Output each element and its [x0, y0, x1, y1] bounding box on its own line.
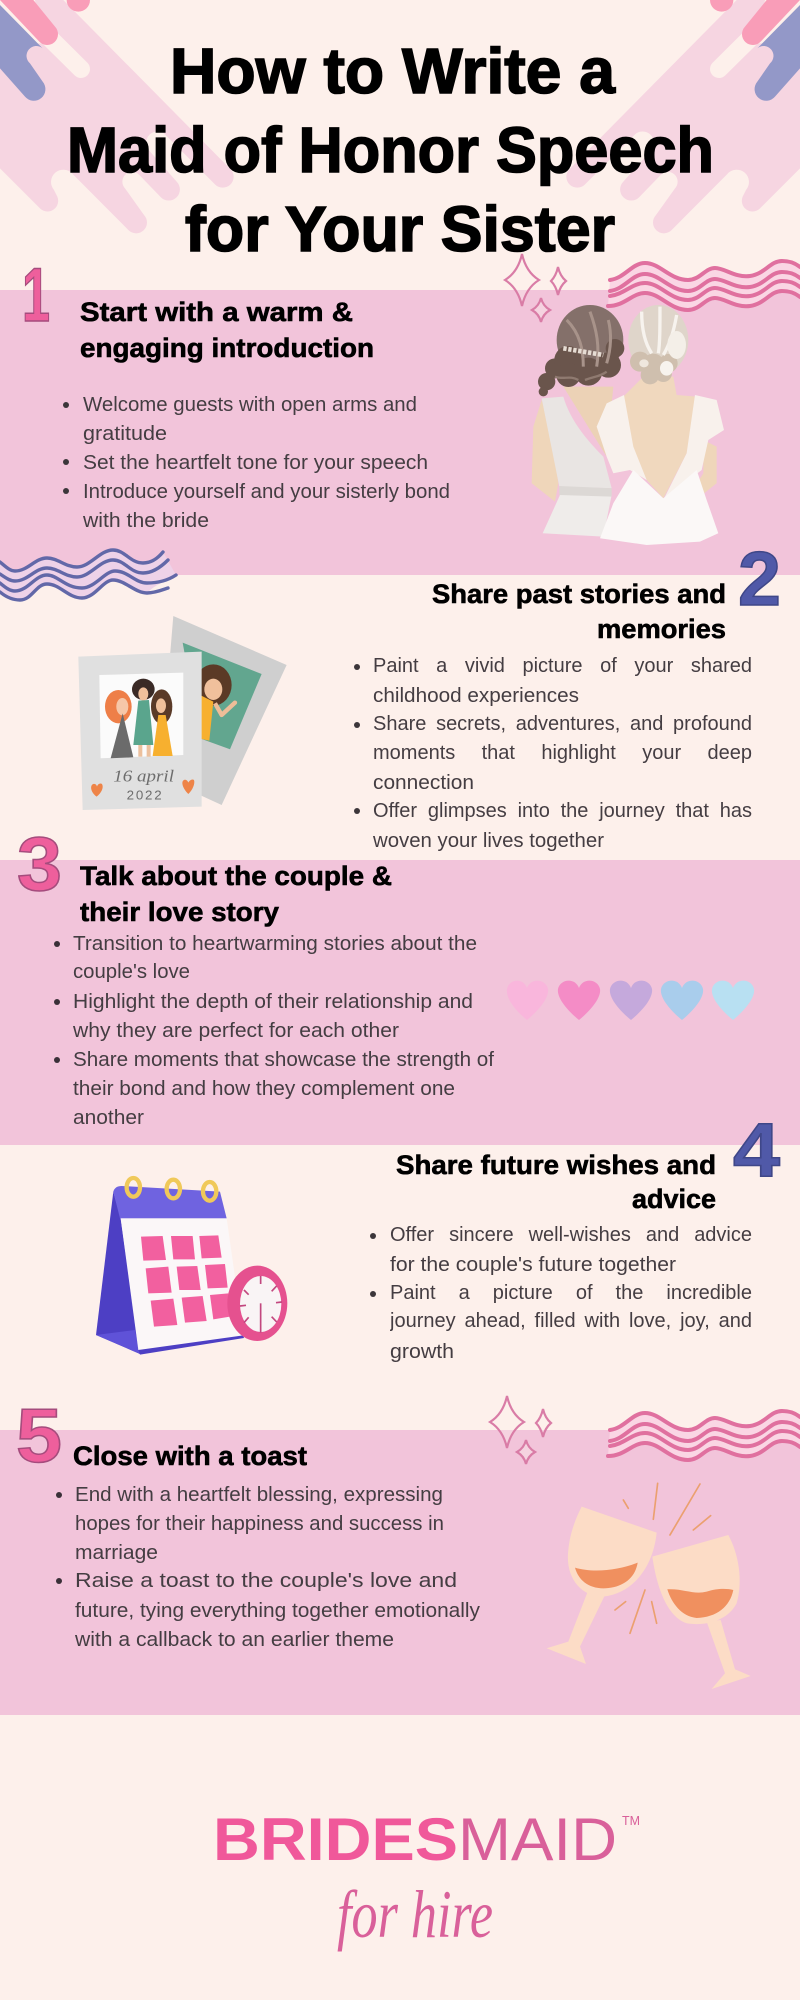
bullet list: step 1: Introduce yourself and your sisterly bond [83, 481, 450, 503]
bullet list: step 5: with a callback to an earlier theme [74, 1629, 394, 1651]
bullet list: step 3: why they are perfect for each other [72, 1020, 399, 1042]
number 2: 2 [738, 537, 781, 622]
bullet list: step 1: gratitude [83, 423, 167, 445]
number 3: 3 [17, 822, 62, 907]
bullet list: step 5: future, tying everything together emotionally [75, 1600, 480, 1622]
heading: step 5: Close with a toast [73, 1441, 307, 1471]
heading: step 1 [80, 297, 374, 363]
bullet list: step 4 [370, 1224, 752, 1363]
logo: Bridesmaid for hire: for hire [337, 1876, 493, 1952]
bullet list: step 2: childhood experiences [373, 685, 579, 707]
bullet list: step 5: hopes for their happiness and success in [75, 1513, 444, 1535]
squiggle lines: pink [608, 1411, 800, 1460]
bullet list: step 4: Offer sincere well-wishes and advice [390, 1224, 752, 1246]
heading: step 3 [80, 861, 392, 927]
bullet list: step 4: journey ahead, filled with love, joy, and [390, 1310, 752, 1332]
heading: step 4: Share future wishes and [396, 1150, 716, 1180]
heading: step 1: Start with a warm & [80, 297, 353, 327]
bullet list: step 2 [354, 655, 752, 852]
panel: step 3 love story [0, 822, 800, 1145]
illustration: two brides from behind [532, 305, 724, 545]
squiggle lines: pink [608, 261, 800, 310]
bullet list: step 3: Highlight the depth of their relationship and [73, 991, 473, 1013]
bullet list: step 1: Set the heartfelt tone for your speech [83, 452, 428, 474]
bullet list: step 5: marriage [75, 1542, 158, 1564]
bullet list: step 3 [54, 933, 494, 1129]
logo: Bridesmaid for hire: MAID [458, 1806, 617, 1873]
icon: row of hearts [507, 981, 754, 1020]
top left corner shape [0, 0, 234, 233]
bullet list: step 2: moments that highlight your deep [373, 742, 752, 764]
heading: step 2 [432, 579, 726, 644]
panel: step 4 future wishes [96, 1108, 780, 1363]
panel: step 5 toast [0, 1394, 800, 1715]
bullet list: step 3: their bond and how they complement one [73, 1078, 455, 1100]
top right corner shape [566, 0, 800, 233]
heading: step 2: memories [597, 614, 726, 644]
title: Maid of Honor Speech [67, 114, 714, 186]
heading: step 2: Share past stories and [432, 579, 726, 609]
panel: step 2 stories [0, 537, 781, 852]
title: How to Write a [170, 35, 615, 107]
number 4: 4 [733, 1108, 780, 1193]
bullet list: step 3: couple's love [73, 961, 190, 983]
logo: Bridesmaid for hire: BRIDES [213, 1806, 458, 1873]
illustration: clinking wine glasses [547, 1483, 751, 1689]
title [67, 35, 714, 265]
bullet list: step 4: Paint a picture of the incredible [390, 1282, 752, 1304]
bullet list: step 5: Raise a toast to the couple's love and [75, 1570, 457, 1592]
bullet list: step 2: Paint a vivid picture of your shared [373, 655, 752, 677]
heading: step 1: engaging introduction [80, 333, 374, 363]
illustration: calendar and clock [96, 1178, 287, 1355]
title: for Your Sister [185, 193, 615, 265]
logo: Bridesmaid for hire [213, 1806, 640, 1952]
bullet list: step 2: Share secrets, adventures, and profound [373, 713, 752, 735]
heading: step 4 [396, 1150, 716, 1214]
illustration: polaroid photos: 2022 [127, 787, 162, 802]
logo: Bridesmaid for hire: TM [622, 1813, 640, 1828]
bullet list: step 1: Welcome guests with open arms and [83, 394, 417, 416]
illustration: polaroid photos: 16 april [113, 767, 174, 786]
bullet list: step 4: for the couple's future together [390, 1254, 676, 1276]
panel: step 1 introduction [0, 253, 800, 575]
bullet list: step 3: another [73, 1107, 144, 1129]
icon: sparkles [505, 254, 566, 322]
decorative corner shapes [0, 0, 800, 233]
squiggle lines: blue [0, 550, 176, 600]
bullet list: step 2: Offer glimpses into the journey that has [373, 800, 752, 822]
bullet list: step 2: woven your lives together [372, 830, 604, 852]
heading: step 3: Talk about the couple & [80, 861, 392, 891]
number 1: 1 [22, 253, 50, 338]
bullet list: step 2: connection [373, 772, 474, 794]
bullet list: step 3: Share moments that showcase the strength of [73, 1049, 494, 1071]
bullet list: step 1 [63, 394, 450, 532]
bullet list: step 1: with the bride [82, 510, 209, 532]
heading: step 3: their love story [80, 897, 279, 927]
bullet list: step 3: Transition to heartwarming stories about the [73, 933, 477, 955]
illustration: polaroid photos [78, 616, 287, 810]
bullet list: step 5 [56, 1484, 480, 1651]
icon: sparkles [490, 1396, 551, 1464]
heading: step 4: advice [632, 1184, 716, 1214]
bullet list: step 4: growth [390, 1341, 454, 1363]
number 5: 5 [16, 1394, 62, 1479]
bullet list: step 5: End with a heartfelt blessing, expressing [75, 1484, 443, 1506]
═══
#### REQUIRED TASK
Convert every line in the records above into a JSON list of strings, one string per line, omitting blank lines. Leave the pictures out of the answer.

#### RESPONSE TO THE TASK
[
  "Output each element and its [x0, y0, x1, y1] bounding box on its own line.",
  "bullet list: step 1: Introduce yourself and your sisterly bond [83, 481, 450, 503]",
  "bullet list: step 5: with a callback to an earlier theme [74, 1629, 394, 1651]",
  "bullet list: step 3: why they are perfect for each other [72, 1020, 399, 1042]",
  "number 2: 2 [738, 537, 781, 622]",
  "bullet list: step 1: gratitude [83, 423, 167, 445]",
  "number 3: 3 [17, 822, 62, 907]",
  "bullet list: step 5: future, tying everything together emotionally [75, 1600, 480, 1622]",
  "heading: step 5: Close with a toast [73, 1441, 307, 1471]",
  "heading: step 1 [80, 297, 374, 363]",
  "bullet list: step 4 [370, 1224, 752, 1363]",
  "logo: Bridesmaid for hire: for hire [337, 1876, 493, 1952]",
  "bullet list: step 2: childhood experiences [373, 685, 579, 707]",
  "bullet list: step 5: hopes for their happiness and success in [75, 1513, 444, 1535]",
  "squiggle lines: pink [608, 1411, 800, 1460]",
  "bullet list: step 4: Offer sincere well-wishes and advice [390, 1224, 752, 1246]",
  "heading: step 3 [80, 861, 392, 927]",
  "bullet list: step 4: journey ahead, filled with love, joy, and [390, 1310, 752, 1332]",
  "heading: step 4: Share future wishes and [396, 1150, 716, 1180]",
  "heading: step 1: Start with a warm & [80, 297, 353, 327]",
  "bullet list: step 2 [354, 655, 752, 852]",
  "panel: step 3 love story [0, 822, 800, 1145]",
  "illustration: two brides from behind [532, 305, 724, 545]",
  "squiggle lines: pink [608, 261, 800, 310]",
  "bullet list: step 3: Highlight the depth of their relationship and [73, 991, 473, 1013]",
  "bullet list: step 1: Set the heartfelt tone for your speech [83, 452, 428, 474]",
  "bullet list: step 5: marriage [75, 1542, 158, 1564]",
  "bullet list: step 3 [54, 933, 494, 1129]",
  "logo: Bridesmaid for hire: MAID [458, 1806, 617, 1873]",
  "icon: row of hearts [507, 981, 754, 1020]",
  "top left corner shape [0, 0, 234, 233]",
  "bullet list: step 2: moments that highlight your deep [373, 742, 752, 764]",
  "heading: step 2 [432, 579, 726, 644]",
  "panel: step 4 future wishes [96, 1108, 780, 1363]",
  "panel: step 5 toast [0, 1394, 800, 1715]",
  "bullet list: step 3: their bond and how they complement one [73, 1078, 455, 1100]",
  "top right corner shape [566, 0, 800, 233]",
  "heading: step 2: memories [597, 614, 726, 644]",
  "title: Maid of Honor Speech [67, 114, 714, 186]",
  "heading: step 2: Share past stories and [432, 579, 726, 609]",
  "panel: step 2 stories [0, 537, 781, 852]",
  "title: How to Write a [170, 35, 615, 107]",
  "number 4: 4 [733, 1108, 780, 1193]",
  "bullet list: step 3: couple's love [73, 961, 190, 983]",
  "logo: Bridesmaid for hire: BRIDES [213, 1806, 458, 1873]",
  "illustration: clinking wine glasses [547, 1483, 751, 1689]",
  "title [67, 35, 714, 265]",
  "bullet list: step 4: Paint a picture of the incredible [390, 1282, 752, 1304]",
  "bullet list: step 5: Raise a toast to the couple's love and [75, 1570, 457, 1592]",
  "bullet list: step 2: Paint a vivid picture of your shared [373, 655, 752, 677]",
  "heading: step 1: engaging introduction [80, 333, 374, 363]",
  "illustration: calendar and clock [96, 1178, 287, 1355]",
  "title: for Your Sister [185, 193, 615, 265]",
  "logo: Bridesmaid for hire [213, 1806, 640, 1952]",
  "bullet list: step 2: Share secrets, adventures, and profound [373, 713, 752, 735]",
  "heading: step 4 [396, 1150, 716, 1214]",
  "illustration: polaroid photos: 2022 [127, 787, 162, 802]",
  "logo: Bridesmaid for hire: TM [622, 1813, 640, 1828]",
  "bullet list: step 1: Welcome guests with open arms and [83, 394, 417, 416]",
  "illustration: polaroid photos: 16 april [113, 767, 174, 786]",
  "bullet list: step 4: for the couple's future together [390, 1254, 676, 1276]",
  "panel: step 1 introduction [0, 253, 800, 575]",
  "bullet list: step 3: another [73, 1107, 144, 1129]",
  "icon: sparkles [505, 254, 566, 322]",
  "decorative corner shapes [0, 0, 800, 233]",
  "squiggle lines: blue [0, 550, 176, 600]",
  "bullet list: step 2: Offer glimpses into the journey that has [373, 800, 752, 822]",
  "bullet list: step 2: woven your lives together [372, 830, 604, 852]",
  "heading: step 3: Talk about the couple & [80, 861, 392, 891]",
  "number 1: 1 [22, 253, 50, 338]",
  "bullet list: step 2: connection [373, 772, 474, 794]",
  "bullet list: step 3: Share moments that showcase the strength of [73, 1049, 494, 1071]",
  "bullet list: step 1 [63, 394, 450, 532]",
  "bullet list: step 1: with the bride [82, 510, 209, 532]",
  "heading: step 3: their love story [80, 897, 279, 927]",
  "bullet list: step 3: Transition to heartwarming stories about the [73, 933, 477, 955]",
  "illustration: polaroid photos [78, 616, 287, 810]",
  "bullet list: step 5 [56, 1484, 480, 1651]",
  "icon: sparkles [490, 1396, 551, 1464]",
  "heading: step 4: advice [632, 1184, 716, 1214]",
  "bullet list: step 4: growth [390, 1341, 454, 1363]",
  "number 5: 5 [16, 1394, 62, 1479]",
  "bullet list: step 5: End with a heartfelt blessing, expressing [75, 1484, 443, 1506]"
]